→ TO BE DONE: Quote the whole listing word for word. Do not include the pictures.

'''

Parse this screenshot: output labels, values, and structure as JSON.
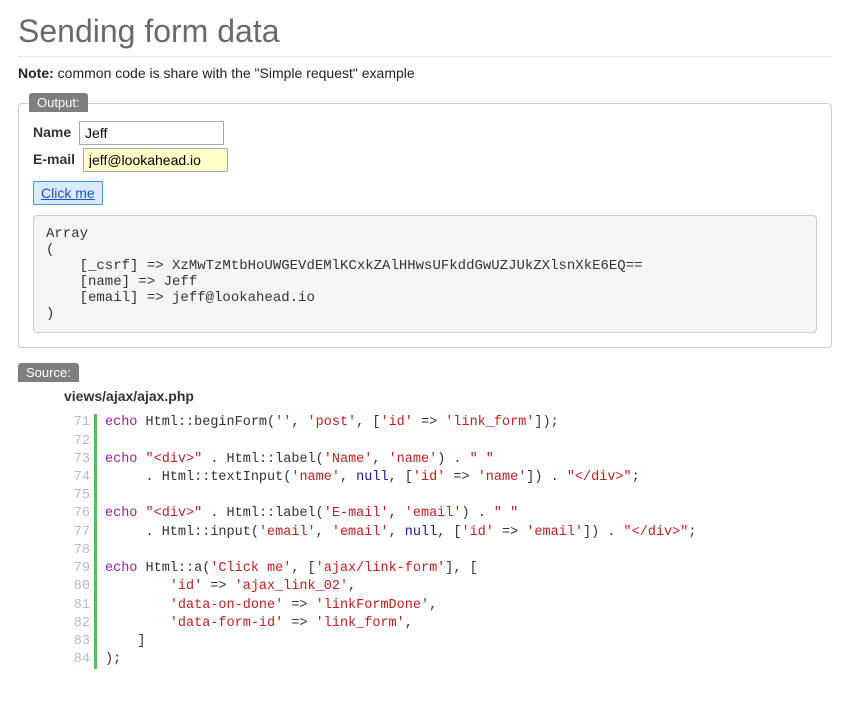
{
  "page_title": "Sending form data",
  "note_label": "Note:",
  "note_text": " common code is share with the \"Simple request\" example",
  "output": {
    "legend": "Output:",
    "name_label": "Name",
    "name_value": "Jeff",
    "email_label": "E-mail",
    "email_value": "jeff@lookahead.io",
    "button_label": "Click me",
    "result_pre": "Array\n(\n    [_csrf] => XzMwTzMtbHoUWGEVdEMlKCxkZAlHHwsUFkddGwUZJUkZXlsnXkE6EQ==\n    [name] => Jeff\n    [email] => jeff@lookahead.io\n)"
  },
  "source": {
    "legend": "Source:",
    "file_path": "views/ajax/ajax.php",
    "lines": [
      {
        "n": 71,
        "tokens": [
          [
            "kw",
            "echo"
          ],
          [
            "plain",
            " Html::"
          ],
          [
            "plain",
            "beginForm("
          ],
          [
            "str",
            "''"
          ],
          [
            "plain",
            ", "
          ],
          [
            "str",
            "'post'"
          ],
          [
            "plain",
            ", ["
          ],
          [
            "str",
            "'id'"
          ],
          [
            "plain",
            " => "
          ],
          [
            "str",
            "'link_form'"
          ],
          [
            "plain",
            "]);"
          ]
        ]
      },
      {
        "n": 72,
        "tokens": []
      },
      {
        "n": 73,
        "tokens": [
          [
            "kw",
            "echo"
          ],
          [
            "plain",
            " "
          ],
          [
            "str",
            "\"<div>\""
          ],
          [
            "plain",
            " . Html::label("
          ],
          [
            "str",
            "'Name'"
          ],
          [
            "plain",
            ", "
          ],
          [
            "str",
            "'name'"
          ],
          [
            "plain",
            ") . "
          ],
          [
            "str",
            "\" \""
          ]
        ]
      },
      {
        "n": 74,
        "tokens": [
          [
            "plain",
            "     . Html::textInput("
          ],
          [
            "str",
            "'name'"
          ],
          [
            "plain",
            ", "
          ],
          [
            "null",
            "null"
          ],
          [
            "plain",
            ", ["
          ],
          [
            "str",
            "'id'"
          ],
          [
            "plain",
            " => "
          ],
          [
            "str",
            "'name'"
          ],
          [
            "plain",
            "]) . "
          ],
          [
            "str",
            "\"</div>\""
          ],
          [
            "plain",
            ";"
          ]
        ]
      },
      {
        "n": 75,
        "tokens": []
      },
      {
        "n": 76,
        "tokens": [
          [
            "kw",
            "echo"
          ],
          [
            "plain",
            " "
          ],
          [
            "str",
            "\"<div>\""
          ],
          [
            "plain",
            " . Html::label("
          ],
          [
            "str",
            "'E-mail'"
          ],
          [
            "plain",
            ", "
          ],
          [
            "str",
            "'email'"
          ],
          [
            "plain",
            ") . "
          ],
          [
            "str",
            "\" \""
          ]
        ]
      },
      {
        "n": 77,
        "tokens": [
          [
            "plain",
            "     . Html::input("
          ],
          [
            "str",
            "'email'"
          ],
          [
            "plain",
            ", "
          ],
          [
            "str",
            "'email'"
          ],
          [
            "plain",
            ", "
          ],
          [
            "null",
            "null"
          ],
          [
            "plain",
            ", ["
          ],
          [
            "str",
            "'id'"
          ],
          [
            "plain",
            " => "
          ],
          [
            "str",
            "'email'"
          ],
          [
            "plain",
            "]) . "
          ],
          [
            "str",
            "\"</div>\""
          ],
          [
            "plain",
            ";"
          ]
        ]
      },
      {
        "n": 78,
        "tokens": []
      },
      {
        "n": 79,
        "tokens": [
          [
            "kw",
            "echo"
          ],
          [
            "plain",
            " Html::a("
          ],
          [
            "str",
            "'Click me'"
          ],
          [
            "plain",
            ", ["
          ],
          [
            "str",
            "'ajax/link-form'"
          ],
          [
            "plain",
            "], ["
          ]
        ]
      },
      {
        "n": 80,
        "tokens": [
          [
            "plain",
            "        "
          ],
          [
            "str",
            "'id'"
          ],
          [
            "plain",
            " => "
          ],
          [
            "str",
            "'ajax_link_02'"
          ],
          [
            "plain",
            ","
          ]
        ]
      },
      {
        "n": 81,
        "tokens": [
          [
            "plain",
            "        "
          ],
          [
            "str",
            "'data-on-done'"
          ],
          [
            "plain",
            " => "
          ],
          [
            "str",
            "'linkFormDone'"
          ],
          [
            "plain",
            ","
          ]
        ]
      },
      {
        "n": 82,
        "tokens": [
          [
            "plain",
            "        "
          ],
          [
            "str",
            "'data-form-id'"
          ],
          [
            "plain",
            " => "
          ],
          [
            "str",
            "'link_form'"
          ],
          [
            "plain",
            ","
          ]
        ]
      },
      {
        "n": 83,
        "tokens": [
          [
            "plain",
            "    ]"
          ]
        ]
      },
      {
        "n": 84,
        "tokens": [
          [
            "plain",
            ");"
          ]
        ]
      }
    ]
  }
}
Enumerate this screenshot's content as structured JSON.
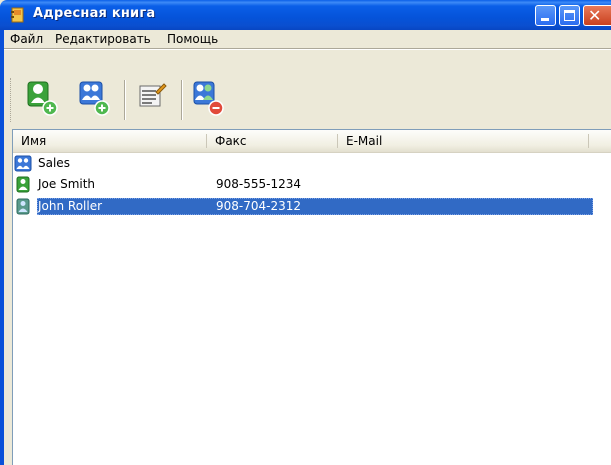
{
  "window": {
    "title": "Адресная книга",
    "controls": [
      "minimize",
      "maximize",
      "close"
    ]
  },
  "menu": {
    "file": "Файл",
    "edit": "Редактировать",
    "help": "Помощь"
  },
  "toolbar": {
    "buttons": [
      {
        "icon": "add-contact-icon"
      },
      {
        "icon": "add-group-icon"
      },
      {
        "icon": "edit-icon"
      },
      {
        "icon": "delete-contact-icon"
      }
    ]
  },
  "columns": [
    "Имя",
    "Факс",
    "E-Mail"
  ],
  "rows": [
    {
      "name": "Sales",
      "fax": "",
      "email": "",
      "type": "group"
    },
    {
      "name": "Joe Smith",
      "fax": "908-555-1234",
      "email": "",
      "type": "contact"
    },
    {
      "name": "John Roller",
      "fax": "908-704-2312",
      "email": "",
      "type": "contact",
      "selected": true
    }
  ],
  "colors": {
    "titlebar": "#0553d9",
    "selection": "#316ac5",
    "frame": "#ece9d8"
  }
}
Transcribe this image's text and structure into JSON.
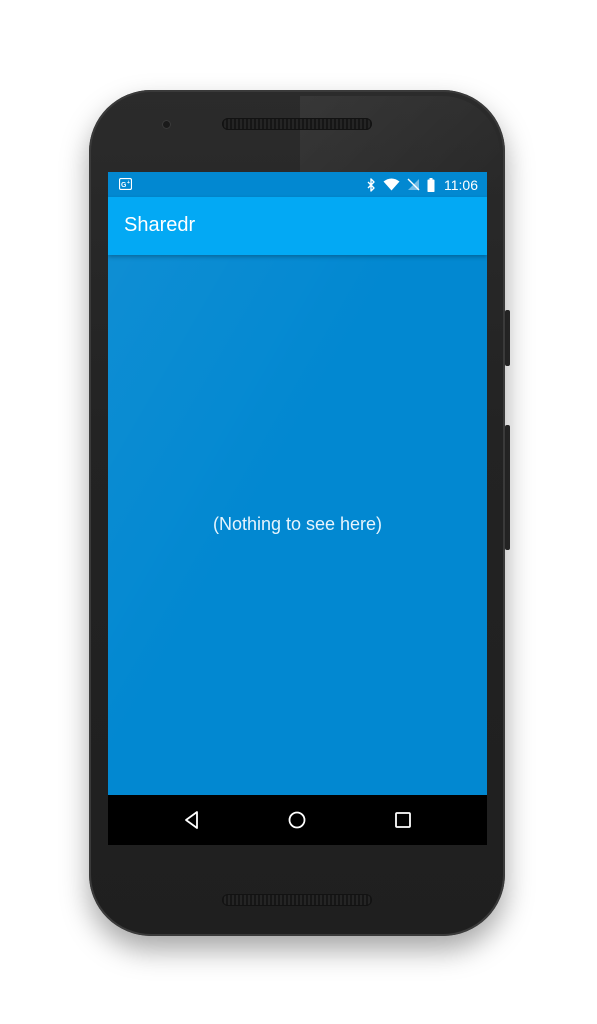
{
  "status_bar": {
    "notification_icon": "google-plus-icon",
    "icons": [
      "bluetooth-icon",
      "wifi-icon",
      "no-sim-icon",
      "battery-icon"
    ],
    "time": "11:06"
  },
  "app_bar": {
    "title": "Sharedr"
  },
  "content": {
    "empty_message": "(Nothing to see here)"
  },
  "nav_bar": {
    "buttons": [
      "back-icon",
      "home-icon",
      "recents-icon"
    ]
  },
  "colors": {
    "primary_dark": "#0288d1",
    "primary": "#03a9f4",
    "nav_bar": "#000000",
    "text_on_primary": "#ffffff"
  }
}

'''

→ RIGHT ANSWER:
Parse this screenshot: output labels, values, and structure as JSON.
{
  "page_title": "Sending form data",
  "note_label": "Note:",
  "note_text": " common code is share with the \"Simple request\" example",
  "output": {
    "legend": "Output:",
    "name_label": "Name",
    "name_value": "Jeff",
    "email_label": "E-mail",
    "email_value": "jeff@lookahead.io",
    "button_label": "Click me",
    "result_pre": "Array\n(\n    [_csrf] => XzMwTzMtbHoUWGEVdEMlKCxkZAlHHwsUFkddGwUZJUkZXlsnXkE6EQ==\n    [name] => Jeff\n    [email] => jeff@lookahead.io\n)"
  },
  "source": {
    "legend": "Source:",
    "file_path": "views/ajax/ajax.php",
    "lines": [
      {
        "n": 71,
        "tokens": [
          [
            "kw",
            "echo"
          ],
          [
            "plain",
            " Html::"
          ],
          [
            "plain",
            "beginForm("
          ],
          [
            "str",
            "''"
          ],
          [
            "plain",
            ", "
          ],
          [
            "str",
            "'post'"
          ],
          [
            "plain",
            ", ["
          ],
          [
            "str",
            "'id'"
          ],
          [
            "plain",
            " => "
          ],
          [
            "str",
            "'link_form'"
          ],
          [
            "plain",
            "]);"
          ]
        ]
      },
      {
        "n": 72,
        "tokens": []
      },
      {
        "n": 73,
        "tokens": [
          [
            "kw",
            "echo"
          ],
          [
            "plain",
            " "
          ],
          [
            "str",
            "\"<div>\""
          ],
          [
            "plain",
            " . Html::label("
          ],
          [
            "str",
            "'Name'"
          ],
          [
            "plain",
            ", "
          ],
          [
            "str",
            "'name'"
          ],
          [
            "plain",
            ") . "
          ],
          [
            "str",
            "\" \""
          ]
        ]
      },
      {
        "n": 74,
        "tokens": [
          [
            "plain",
            "     . Html::textInput("
          ],
          [
            "str",
            "'name'"
          ],
          [
            "plain",
            ", "
          ],
          [
            "null",
            "null"
          ],
          [
            "plain",
            ", ["
          ],
          [
            "str",
            "'id'"
          ],
          [
            "plain",
            " => "
          ],
          [
            "str",
            "'name'"
          ],
          [
            "plain",
            "]) . "
          ],
          [
            "str",
            "\"</div>\""
          ],
          [
            "plain",
            ";"
          ]
        ]
      },
      {
        "n": 75,
        "tokens": []
      },
      {
        "n": 76,
        "tokens": [
          [
            "kw",
            "echo"
          ],
          [
            "plain",
            " "
          ],
          [
            "str",
            "\"<div>\""
          ],
          [
            "plain",
            " . Html::label("
          ],
          [
            "str",
            "'E-mail'"
          ],
          [
            "plain",
            ", "
          ],
          [
            "str",
            "'email'"
          ],
          [
            "plain",
            ") . "
          ],
          [
            "str",
            "\" \""
          ]
        ]
      },
      {
        "n": 77,
        "tokens": [
          [
            "plain",
            "     . Html::input("
          ],
          [
            "str",
            "'email'"
          ],
          [
            "plain",
            ", "
          ],
          [
            "str",
            "'email'"
          ],
          [
            "plain",
            ", "
          ],
          [
            "null",
            "null"
          ],
          [
            "plain",
            ", ["
          ],
          [
            "str",
            "'id'"
          ],
          [
            "plain",
            " => "
          ],
          [
            "str",
            "'email'"
          ],
          [
            "plain",
            "]) . "
          ],
          [
            "str",
            "\"</div>\""
          ],
          [
            "plain",
            ";"
          ]
        ]
      },
      {
        "n": 78,
        "tokens": []
      },
      {
        "n": 79,
        "tokens": [
          [
            "kw",
            "echo"
          ],
          [
            "plain",
            " Html::a("
          ],
          [
            "str",
            "'Click me'"
          ],
          [
            "plain",
            ", ["
          ],
          [
            "str",
            "'ajax/link-form'"
          ],
          [
            "plain",
            "], ["
          ]
        ]
      },
      {
        "n": 80,
        "tokens": [
          [
            "plain",
            "        "
          ],
          [
            "str",
            "'id'"
          ],
          [
            "plain",
            " => "
          ],
          [
            "str",
            "'ajax_link_02'"
          ],
          [
            "plain",
            ","
          ]
        ]
      },
      {
        "n": 81,
        "tokens": [
          [
            "plain",
            "        "
          ],
          [
            "str",
            "'data-on-done'"
          ],
          [
            "plain",
            " => "
          ],
          [
            "str",
            "'linkFormDone'"
          ],
          [
            "plain",
            ","
          ]
        ]
      },
      {
        "n": 82,
        "tokens": [
          [
            "plain",
            "        "
          ],
          [
            "str",
            "'data-form-id'"
          ],
          [
            "plain",
            " => "
          ],
          [
            "str",
            "'link_form'"
          ],
          [
            "plain",
            ","
          ]
        ]
      },
      {
        "n": 83,
        "tokens": [
          [
            "plain",
            "    ]"
          ]
        ]
      },
      {
        "n": 84,
        "tokens": [
          [
            "plain",
            ");"
          ]
        ]
      }
    ]
  }
}
Enumerate this screenshot's content as structured JSON.
{
  "window": {
    "title": "Адресная книга",
    "controls": [
      "minimize",
      "maximize",
      "close"
    ]
  },
  "menu": {
    "file": "Файл",
    "edit": "Редактировать",
    "help": "Помощь"
  },
  "toolbar": {
    "buttons": [
      {
        "icon": "add-contact-icon"
      },
      {
        "icon": "add-group-icon"
      },
      {
        "icon": "edit-icon"
      },
      {
        "icon": "delete-contact-icon"
      }
    ]
  },
  "columns": [
    "Имя",
    "Факс",
    "E-Mail"
  ],
  "rows": [
    {
      "name": "Sales",
      "fax": "",
      "email": "",
      "type": "group"
    },
    {
      "name": "Joe Smith",
      "fax": "908-555-1234",
      "email": "",
      "type": "contact"
    },
    {
      "name": "John Roller",
      "fax": "908-704-2312",
      "email": "",
      "type": "contact",
      "selected": true
    }
  ],
  "colors": {
    "titlebar": "#0553d9",
    "selection": "#316ac5",
    "frame": "#ece9d8"
  }
}
Transcribe this image's text and structure into JSON.
{
  "status_bar": {
    "notification_icon": "google-plus-icon",
    "icons": [
      "bluetooth-icon",
      "wifi-icon",
      "no-sim-icon",
      "battery-icon"
    ],
    "time": "11:06"
  },
  "app_bar": {
    "title": "Sharedr"
  },
  "content": {
    "empty_message": "(Nothing to see here)"
  },
  "nav_bar": {
    "buttons": [
      "back-icon",
      "home-icon",
      "recents-icon"
    ]
  },
  "colors": {
    "primary_dark": "#0288d1",
    "primary": "#03a9f4",
    "nav_bar": "#000000",
    "text_on_primary": "#ffffff"
  }
}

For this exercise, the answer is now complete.